Task statement
Report, word for word, every line of the material that contains "desktop".

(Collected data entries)
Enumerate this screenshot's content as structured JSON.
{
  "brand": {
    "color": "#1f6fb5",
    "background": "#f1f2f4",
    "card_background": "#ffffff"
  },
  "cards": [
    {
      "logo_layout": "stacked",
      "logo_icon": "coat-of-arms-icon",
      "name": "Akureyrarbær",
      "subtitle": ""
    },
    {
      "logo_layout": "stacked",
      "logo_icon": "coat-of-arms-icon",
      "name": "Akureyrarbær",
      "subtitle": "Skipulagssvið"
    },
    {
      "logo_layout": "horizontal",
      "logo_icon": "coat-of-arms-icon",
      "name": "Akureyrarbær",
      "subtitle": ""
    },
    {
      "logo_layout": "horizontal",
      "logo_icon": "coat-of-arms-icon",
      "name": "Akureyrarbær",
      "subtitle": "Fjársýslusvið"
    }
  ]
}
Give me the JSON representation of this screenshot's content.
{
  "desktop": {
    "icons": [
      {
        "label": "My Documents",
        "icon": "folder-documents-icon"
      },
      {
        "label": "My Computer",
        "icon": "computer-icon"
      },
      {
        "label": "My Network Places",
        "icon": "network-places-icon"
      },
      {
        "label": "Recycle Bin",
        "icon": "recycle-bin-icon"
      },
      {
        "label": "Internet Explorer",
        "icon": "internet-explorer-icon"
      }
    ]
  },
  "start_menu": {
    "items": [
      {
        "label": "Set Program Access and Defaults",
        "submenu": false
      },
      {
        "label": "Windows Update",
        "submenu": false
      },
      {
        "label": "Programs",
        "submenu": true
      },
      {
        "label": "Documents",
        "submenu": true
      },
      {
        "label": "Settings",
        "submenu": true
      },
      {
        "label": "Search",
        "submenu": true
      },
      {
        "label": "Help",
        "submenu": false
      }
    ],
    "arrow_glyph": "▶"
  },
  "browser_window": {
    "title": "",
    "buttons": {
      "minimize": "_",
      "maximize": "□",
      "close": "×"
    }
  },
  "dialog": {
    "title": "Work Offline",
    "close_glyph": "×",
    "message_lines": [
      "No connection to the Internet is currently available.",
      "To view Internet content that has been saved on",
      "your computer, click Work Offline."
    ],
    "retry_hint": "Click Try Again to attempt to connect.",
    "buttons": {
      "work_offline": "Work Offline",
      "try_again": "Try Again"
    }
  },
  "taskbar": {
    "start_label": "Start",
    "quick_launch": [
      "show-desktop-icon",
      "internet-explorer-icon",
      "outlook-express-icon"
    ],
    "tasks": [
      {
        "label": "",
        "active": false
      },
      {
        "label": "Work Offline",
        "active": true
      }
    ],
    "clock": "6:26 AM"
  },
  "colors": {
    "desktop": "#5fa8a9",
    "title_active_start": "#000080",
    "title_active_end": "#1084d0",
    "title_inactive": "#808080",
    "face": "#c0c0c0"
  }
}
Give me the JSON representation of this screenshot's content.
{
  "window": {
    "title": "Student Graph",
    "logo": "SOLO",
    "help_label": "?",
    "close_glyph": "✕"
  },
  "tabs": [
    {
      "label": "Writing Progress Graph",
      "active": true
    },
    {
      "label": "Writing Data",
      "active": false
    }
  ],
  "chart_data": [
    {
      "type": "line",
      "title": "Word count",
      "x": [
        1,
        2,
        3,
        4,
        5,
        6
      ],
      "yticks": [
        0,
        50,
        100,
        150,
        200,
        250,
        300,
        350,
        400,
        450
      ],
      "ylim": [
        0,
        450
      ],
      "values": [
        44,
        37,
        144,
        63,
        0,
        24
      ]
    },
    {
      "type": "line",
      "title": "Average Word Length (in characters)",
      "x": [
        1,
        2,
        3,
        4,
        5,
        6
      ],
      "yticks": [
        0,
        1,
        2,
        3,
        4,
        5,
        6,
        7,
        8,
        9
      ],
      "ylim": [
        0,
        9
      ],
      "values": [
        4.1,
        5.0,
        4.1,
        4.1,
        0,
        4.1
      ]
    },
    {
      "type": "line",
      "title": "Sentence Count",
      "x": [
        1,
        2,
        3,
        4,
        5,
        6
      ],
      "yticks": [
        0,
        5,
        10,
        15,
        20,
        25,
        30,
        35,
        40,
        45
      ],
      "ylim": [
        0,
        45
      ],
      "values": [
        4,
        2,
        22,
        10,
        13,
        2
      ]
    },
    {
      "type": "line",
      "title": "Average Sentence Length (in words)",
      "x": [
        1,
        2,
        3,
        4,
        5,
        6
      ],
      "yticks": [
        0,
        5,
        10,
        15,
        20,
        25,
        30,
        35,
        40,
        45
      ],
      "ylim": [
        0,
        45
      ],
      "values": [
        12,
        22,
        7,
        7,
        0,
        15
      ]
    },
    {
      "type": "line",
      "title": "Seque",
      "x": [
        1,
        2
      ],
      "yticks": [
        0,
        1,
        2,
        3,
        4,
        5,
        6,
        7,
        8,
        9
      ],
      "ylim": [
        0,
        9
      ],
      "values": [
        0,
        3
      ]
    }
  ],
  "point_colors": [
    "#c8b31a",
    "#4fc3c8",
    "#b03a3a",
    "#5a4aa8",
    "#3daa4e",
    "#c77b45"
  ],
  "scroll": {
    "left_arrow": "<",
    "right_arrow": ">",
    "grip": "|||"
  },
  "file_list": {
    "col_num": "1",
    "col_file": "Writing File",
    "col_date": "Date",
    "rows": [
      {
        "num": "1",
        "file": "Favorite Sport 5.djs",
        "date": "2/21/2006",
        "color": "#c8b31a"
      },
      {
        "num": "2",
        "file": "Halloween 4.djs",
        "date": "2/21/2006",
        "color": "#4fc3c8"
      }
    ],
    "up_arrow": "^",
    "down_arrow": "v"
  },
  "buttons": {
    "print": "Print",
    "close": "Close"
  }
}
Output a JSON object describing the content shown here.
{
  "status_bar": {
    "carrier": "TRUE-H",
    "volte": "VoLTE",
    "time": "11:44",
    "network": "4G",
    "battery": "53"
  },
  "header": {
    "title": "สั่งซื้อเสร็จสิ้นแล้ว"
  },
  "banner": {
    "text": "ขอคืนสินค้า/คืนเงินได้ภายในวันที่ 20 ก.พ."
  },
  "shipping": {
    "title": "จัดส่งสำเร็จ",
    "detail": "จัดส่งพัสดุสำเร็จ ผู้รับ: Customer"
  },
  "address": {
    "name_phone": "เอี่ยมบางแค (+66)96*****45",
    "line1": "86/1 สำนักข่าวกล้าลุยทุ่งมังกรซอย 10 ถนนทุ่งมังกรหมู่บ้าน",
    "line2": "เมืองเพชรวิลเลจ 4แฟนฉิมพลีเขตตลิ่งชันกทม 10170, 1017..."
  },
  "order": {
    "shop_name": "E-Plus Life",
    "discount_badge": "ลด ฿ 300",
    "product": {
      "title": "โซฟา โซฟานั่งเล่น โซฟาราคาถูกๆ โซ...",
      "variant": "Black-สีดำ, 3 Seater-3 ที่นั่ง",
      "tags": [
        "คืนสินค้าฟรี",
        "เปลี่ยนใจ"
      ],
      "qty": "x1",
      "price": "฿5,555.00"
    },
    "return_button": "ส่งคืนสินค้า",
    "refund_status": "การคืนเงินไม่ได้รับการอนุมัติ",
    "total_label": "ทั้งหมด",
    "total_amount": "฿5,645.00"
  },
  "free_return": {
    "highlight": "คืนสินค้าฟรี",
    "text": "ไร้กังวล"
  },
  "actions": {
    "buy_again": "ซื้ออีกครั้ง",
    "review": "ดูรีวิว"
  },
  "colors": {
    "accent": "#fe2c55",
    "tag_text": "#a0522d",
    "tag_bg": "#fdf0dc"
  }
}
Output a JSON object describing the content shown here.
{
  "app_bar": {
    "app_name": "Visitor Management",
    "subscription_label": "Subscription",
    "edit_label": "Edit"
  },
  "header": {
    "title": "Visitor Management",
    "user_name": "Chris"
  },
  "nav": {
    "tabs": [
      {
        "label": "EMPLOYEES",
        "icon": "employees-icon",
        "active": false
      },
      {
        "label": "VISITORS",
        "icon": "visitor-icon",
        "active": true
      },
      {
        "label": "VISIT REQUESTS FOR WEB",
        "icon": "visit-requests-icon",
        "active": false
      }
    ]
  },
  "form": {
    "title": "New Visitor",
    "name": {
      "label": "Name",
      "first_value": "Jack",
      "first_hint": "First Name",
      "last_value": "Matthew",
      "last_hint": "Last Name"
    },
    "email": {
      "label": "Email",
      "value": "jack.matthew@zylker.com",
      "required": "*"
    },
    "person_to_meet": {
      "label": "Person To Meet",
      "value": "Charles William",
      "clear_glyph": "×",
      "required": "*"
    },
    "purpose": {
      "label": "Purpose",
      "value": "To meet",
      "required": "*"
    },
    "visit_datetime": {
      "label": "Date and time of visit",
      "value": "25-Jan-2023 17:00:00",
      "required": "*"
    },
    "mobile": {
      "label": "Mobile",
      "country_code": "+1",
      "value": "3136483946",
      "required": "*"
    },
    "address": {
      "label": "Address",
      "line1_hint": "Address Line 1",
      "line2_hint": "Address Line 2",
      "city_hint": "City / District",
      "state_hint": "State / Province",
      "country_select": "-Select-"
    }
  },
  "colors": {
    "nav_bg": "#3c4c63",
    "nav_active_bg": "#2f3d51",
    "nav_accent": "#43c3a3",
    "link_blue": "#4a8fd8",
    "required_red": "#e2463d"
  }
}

Written solution
  "desktop": {
      "show-desktop-icon",
    "desktop": "#5fa8a9",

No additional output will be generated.